Reproduce the listing word for word. Skip any image.

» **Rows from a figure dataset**
━━━━━━━━━━━━━━━━━━━━

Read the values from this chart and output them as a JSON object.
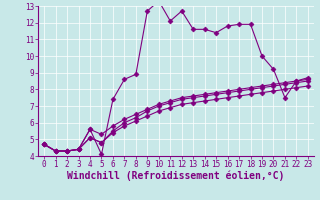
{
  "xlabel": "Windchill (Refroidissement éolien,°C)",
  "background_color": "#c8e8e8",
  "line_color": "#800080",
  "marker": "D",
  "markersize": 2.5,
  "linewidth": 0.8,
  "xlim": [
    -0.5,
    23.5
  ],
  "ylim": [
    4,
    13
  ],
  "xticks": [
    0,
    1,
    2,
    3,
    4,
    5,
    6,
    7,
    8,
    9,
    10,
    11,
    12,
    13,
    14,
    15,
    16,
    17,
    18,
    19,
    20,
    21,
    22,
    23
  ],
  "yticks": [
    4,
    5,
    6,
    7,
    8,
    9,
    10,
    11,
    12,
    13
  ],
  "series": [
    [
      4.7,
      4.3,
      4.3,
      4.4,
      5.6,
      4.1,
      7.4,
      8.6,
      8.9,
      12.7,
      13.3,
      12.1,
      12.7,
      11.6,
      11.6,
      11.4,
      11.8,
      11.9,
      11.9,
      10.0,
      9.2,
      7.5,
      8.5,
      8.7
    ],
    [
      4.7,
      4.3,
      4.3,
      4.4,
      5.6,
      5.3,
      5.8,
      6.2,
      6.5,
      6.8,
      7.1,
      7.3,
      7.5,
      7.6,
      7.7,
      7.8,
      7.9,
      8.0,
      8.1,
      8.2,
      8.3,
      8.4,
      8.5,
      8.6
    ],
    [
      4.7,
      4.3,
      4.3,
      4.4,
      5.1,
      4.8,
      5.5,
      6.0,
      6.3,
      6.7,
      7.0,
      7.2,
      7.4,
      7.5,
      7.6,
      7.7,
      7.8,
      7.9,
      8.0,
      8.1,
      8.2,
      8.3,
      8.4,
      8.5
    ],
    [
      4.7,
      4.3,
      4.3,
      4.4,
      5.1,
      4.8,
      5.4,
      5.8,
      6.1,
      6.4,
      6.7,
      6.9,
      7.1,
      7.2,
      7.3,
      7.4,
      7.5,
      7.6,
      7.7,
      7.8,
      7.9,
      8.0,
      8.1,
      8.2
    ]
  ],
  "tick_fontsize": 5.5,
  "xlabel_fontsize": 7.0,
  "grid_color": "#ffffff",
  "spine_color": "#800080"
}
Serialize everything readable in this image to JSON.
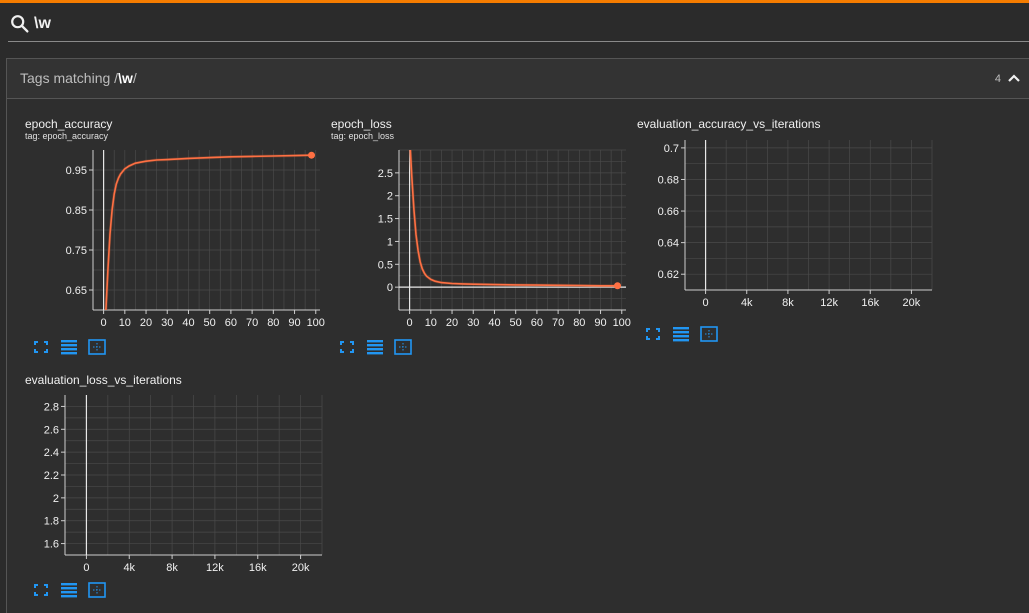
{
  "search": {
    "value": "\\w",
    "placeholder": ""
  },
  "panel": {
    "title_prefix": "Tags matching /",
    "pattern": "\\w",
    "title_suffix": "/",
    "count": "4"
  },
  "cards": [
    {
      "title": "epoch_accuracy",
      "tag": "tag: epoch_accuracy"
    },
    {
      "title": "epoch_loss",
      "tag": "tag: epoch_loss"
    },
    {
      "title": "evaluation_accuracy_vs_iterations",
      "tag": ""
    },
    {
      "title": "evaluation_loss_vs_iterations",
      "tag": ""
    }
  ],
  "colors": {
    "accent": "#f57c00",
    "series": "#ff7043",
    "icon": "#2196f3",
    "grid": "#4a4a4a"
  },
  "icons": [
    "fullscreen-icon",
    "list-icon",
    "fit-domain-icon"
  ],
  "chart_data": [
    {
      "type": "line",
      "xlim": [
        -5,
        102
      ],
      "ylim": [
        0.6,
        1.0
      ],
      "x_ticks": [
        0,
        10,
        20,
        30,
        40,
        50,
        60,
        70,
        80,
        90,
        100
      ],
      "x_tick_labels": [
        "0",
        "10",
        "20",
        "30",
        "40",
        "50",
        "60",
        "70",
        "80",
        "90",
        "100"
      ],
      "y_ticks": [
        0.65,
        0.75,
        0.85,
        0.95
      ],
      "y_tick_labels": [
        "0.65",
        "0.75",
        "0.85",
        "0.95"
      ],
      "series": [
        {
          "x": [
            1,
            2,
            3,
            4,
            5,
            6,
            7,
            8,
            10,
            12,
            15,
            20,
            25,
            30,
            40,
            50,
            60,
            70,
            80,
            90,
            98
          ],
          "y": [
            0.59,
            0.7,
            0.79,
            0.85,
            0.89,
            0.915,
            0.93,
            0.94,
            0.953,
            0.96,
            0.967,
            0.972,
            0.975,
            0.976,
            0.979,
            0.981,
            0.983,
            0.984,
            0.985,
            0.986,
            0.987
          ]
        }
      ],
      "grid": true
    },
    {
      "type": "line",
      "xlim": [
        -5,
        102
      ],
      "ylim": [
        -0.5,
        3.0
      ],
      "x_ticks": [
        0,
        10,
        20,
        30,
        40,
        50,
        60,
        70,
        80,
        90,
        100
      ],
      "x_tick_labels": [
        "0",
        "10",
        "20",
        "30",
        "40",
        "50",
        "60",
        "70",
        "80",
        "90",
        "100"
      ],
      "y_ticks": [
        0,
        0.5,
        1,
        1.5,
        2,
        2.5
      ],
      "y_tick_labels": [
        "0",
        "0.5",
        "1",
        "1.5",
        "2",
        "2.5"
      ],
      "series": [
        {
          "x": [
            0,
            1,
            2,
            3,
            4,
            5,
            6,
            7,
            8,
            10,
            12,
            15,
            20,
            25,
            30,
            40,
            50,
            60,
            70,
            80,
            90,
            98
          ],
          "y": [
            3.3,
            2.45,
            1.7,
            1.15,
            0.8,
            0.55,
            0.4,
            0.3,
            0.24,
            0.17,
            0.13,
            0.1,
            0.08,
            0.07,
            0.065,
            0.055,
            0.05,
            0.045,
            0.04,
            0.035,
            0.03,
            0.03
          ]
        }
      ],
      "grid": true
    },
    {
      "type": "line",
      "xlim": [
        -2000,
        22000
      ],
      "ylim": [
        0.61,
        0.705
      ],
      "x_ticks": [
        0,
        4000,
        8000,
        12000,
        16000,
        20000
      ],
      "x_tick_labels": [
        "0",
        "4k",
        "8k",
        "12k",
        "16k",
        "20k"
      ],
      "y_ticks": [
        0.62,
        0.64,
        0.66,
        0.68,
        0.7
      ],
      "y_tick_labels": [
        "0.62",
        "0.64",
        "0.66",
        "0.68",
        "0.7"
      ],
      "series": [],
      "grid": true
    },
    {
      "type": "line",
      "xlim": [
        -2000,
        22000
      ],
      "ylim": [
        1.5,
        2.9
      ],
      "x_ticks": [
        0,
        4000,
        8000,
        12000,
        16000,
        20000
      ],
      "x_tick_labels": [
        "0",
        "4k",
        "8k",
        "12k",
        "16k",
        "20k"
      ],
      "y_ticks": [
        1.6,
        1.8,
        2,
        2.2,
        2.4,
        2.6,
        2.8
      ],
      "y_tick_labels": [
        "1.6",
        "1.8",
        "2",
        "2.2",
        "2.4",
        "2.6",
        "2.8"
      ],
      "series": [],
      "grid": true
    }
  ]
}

━━━━━━━━━━━━━━━━━━━━

» **ANSWER TO THIS PROBLEM**
Read the values from this chart and output them as a JSON object.
{
  "xlabel": "Windchill (Refroidissement éolien,°C)",
  "background_color": "#c8e8e8",
  "line_color": "#800080",
  "marker": "D",
  "markersize": 2.5,
  "linewidth": 0.8,
  "xlim": [
    -0.5,
    23.5
  ],
  "ylim": [
    4,
    13
  ],
  "xticks": [
    0,
    1,
    2,
    3,
    4,
    5,
    6,
    7,
    8,
    9,
    10,
    11,
    12,
    13,
    14,
    15,
    16,
    17,
    18,
    19,
    20,
    21,
    22,
    23
  ],
  "yticks": [
    4,
    5,
    6,
    7,
    8,
    9,
    10,
    11,
    12,
    13
  ],
  "series": [
    [
      4.7,
      4.3,
      4.3,
      4.4,
      5.6,
      4.1,
      7.4,
      8.6,
      8.9,
      12.7,
      13.3,
      12.1,
      12.7,
      11.6,
      11.6,
      11.4,
      11.8,
      11.9,
      11.9,
      10.0,
      9.2,
      7.5,
      8.5,
      8.7
    ],
    [
      4.7,
      4.3,
      4.3,
      4.4,
      5.6,
      5.3,
      5.8,
      6.2,
      6.5,
      6.8,
      7.1,
      7.3,
      7.5,
      7.6,
      7.7,
      7.8,
      7.9,
      8.0,
      8.1,
      8.2,
      8.3,
      8.4,
      8.5,
      8.6
    ],
    [
      4.7,
      4.3,
      4.3,
      4.4,
      5.1,
      4.8,
      5.5,
      6.0,
      6.3,
      6.7,
      7.0,
      7.2,
      7.4,
      7.5,
      7.6,
      7.7,
      7.8,
      7.9,
      8.0,
      8.1,
      8.2,
      8.3,
      8.4,
      8.5
    ],
    [
      4.7,
      4.3,
      4.3,
      4.4,
      5.1,
      4.8,
      5.4,
      5.8,
      6.1,
      6.4,
      6.7,
      6.9,
      7.1,
      7.2,
      7.3,
      7.4,
      7.5,
      7.6,
      7.7,
      7.8,
      7.9,
      8.0,
      8.1,
      8.2
    ]
  ],
  "tick_fontsize": 5.5,
  "xlabel_fontsize": 7.0,
  "grid_color": "#ffffff",
  "spine_color": "#800080"
}
Serialize everything readable in this image to JSON.
{
  "search": {
    "value": "\\w",
    "placeholder": ""
  },
  "panel": {
    "title_prefix": "Tags matching /",
    "pattern": "\\w",
    "title_suffix": "/",
    "count": "4"
  },
  "cards": [
    {
      "title": "epoch_accuracy",
      "tag": "tag: epoch_accuracy"
    },
    {
      "title": "epoch_loss",
      "tag": "tag: epoch_loss"
    },
    {
      "title": "evaluation_accuracy_vs_iterations",
      "tag": ""
    },
    {
      "title": "evaluation_loss_vs_iterations",
      "tag": ""
    }
  ],
  "colors": {
    "accent": "#f57c00",
    "series": "#ff7043",
    "icon": "#2196f3",
    "grid": "#4a4a4a"
  },
  "icons": [
    "fullscreen-icon",
    "list-icon",
    "fit-domain-icon"
  ],
  "chart_data": [
    {
      "type": "line",
      "xlim": [
        -5,
        102
      ],
      "ylim": [
        0.6,
        1.0
      ],
      "x_ticks": [
        0,
        10,
        20,
        30,
        40,
        50,
        60,
        70,
        80,
        90,
        100
      ],
      "x_tick_labels": [
        "0",
        "10",
        "20",
        "30",
        "40",
        "50",
        "60",
        "70",
        "80",
        "90",
        "100"
      ],
      "y_ticks": [
        0.65,
        0.75,
        0.85,
        0.95
      ],
      "y_tick_labels": [
        "0.65",
        "0.75",
        "0.85",
        "0.95"
      ],
      "series": [
        {
          "x": [
            1,
            2,
            3,
            4,
            5,
            6,
            7,
            8,
            10,
            12,
            15,
            20,
            25,
            30,
            40,
            50,
            60,
            70,
            80,
            90,
            98
          ],
          "y": [
            0.59,
            0.7,
            0.79,
            0.85,
            0.89,
            0.915,
            0.93,
            0.94,
            0.953,
            0.96,
            0.967,
            0.972,
            0.975,
            0.976,
            0.979,
            0.981,
            0.983,
            0.984,
            0.985,
            0.986,
            0.987
          ]
        }
      ],
      "grid": true
    },
    {
      "type": "line",
      "xlim": [
        -5,
        102
      ],
      "ylim": [
        -0.5,
        3.0
      ],
      "x_ticks": [
        0,
        10,
        20,
        30,
        40,
        50,
        60,
        70,
        80,
        90,
        100
      ],
      "x_tick_labels": [
        "0",
        "10",
        "20",
        "30",
        "40",
        "50",
        "60",
        "70",
        "80",
        "90",
        "100"
      ],
      "y_ticks": [
        0,
        0.5,
        1,
        1.5,
        2,
        2.5
      ],
      "y_tick_labels": [
        "0",
        "0.5",
        "1",
        "1.5",
        "2",
        "2.5"
      ],
      "series": [
        {
          "x": [
            0,
            1,
            2,
            3,
            4,
            5,
            6,
            7,
            8,
            10,
            12,
            15,
            20,
            25,
            30,
            40,
            50,
            60,
            70,
            80,
            90,
            98
          ],
          "y": [
            3.3,
            2.45,
            1.7,
            1.15,
            0.8,
            0.55,
            0.4,
            0.3,
            0.24,
            0.17,
            0.13,
            0.1,
            0.08,
            0.07,
            0.065,
            0.055,
            0.05,
            0.045,
            0.04,
            0.035,
            0.03,
            0.03
          ]
        }
      ],
      "grid": true
    },
    {
      "type": "line",
      "xlim": [
        -2000,
        22000
      ],
      "ylim": [
        0.61,
        0.705
      ],
      "x_ticks": [
        0,
        4000,
        8000,
        12000,
        16000,
        20000
      ],
      "x_tick_labels": [
        "0",
        "4k",
        "8k",
        "12k",
        "16k",
        "20k"
      ],
      "y_ticks": [
        0.62,
        0.64,
        0.66,
        0.68,
        0.7
      ],
      "y_tick_labels": [
        "0.62",
        "0.64",
        "0.66",
        "0.68",
        "0.7"
      ],
      "series": [],
      "grid": true
    },
    {
      "type": "line",
      "xlim": [
        -2000,
        22000
      ],
      "ylim": [
        1.5,
        2.9
      ],
      "x_ticks": [
        0,
        4000,
        8000,
        12000,
        16000,
        20000
      ],
      "x_tick_labels": [
        "0",
        "4k",
        "8k",
        "12k",
        "16k",
        "20k"
      ],
      "y_ticks": [
        1.6,
        1.8,
        2,
        2.2,
        2.4,
        2.6,
        2.8
      ],
      "y_tick_labels": [
        "1.6",
        "1.8",
        "2",
        "2.2",
        "2.4",
        "2.6",
        "2.8"
      ],
      "series": [],
      "grid": true
    }
  ]
}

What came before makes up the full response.